▶ **WHAT THE TASK REQUIRES**:
Find each line with the word "피신청인들의" in it, then give the total alone.

▶ **DATA ROWS**:
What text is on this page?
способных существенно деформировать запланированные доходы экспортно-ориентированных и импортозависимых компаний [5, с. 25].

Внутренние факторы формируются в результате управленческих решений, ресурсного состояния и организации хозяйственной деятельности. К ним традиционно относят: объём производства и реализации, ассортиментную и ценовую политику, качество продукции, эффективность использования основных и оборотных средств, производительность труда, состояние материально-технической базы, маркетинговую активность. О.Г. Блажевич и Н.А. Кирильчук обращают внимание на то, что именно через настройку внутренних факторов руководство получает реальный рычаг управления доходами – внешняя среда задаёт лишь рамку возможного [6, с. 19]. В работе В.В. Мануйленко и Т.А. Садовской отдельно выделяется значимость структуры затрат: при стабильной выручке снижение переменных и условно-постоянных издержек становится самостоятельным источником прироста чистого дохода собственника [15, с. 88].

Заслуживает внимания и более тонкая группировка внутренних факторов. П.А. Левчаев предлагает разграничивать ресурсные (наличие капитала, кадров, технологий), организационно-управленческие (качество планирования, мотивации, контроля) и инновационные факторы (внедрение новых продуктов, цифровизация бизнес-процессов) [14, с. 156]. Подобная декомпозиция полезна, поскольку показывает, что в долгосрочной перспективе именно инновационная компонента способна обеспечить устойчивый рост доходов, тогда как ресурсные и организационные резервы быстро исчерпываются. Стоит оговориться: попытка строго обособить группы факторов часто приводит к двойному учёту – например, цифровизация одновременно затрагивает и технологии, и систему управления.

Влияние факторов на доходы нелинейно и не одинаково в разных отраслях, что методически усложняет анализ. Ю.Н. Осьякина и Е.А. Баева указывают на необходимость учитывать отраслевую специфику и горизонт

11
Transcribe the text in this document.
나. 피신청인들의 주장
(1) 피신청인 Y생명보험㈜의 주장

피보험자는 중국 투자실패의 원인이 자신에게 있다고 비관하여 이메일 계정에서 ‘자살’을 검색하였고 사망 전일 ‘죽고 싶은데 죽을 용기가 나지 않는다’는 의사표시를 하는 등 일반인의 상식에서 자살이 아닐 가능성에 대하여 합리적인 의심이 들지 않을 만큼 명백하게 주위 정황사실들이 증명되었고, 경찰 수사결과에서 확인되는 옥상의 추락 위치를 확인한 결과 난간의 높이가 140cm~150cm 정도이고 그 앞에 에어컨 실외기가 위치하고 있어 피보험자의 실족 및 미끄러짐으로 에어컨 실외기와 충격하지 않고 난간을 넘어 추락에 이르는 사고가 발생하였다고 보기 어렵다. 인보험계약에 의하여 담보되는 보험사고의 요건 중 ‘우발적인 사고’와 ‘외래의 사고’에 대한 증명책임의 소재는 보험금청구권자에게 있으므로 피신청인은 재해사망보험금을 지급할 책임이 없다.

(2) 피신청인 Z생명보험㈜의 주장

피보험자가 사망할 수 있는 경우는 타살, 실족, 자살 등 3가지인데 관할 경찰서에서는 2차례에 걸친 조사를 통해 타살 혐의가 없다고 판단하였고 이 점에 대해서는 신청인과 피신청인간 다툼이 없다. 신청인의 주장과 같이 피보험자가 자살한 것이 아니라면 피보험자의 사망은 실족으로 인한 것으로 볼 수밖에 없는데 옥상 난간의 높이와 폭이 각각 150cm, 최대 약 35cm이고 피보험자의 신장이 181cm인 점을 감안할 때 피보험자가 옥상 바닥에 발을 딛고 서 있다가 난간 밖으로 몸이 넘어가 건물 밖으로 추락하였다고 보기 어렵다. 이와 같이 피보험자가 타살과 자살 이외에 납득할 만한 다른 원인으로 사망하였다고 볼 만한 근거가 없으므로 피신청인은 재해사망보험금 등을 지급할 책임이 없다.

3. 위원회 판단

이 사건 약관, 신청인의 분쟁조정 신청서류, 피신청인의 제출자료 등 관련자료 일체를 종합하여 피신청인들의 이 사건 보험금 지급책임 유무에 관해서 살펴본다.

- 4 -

▶ **EXERCISE RESPONSE**:
2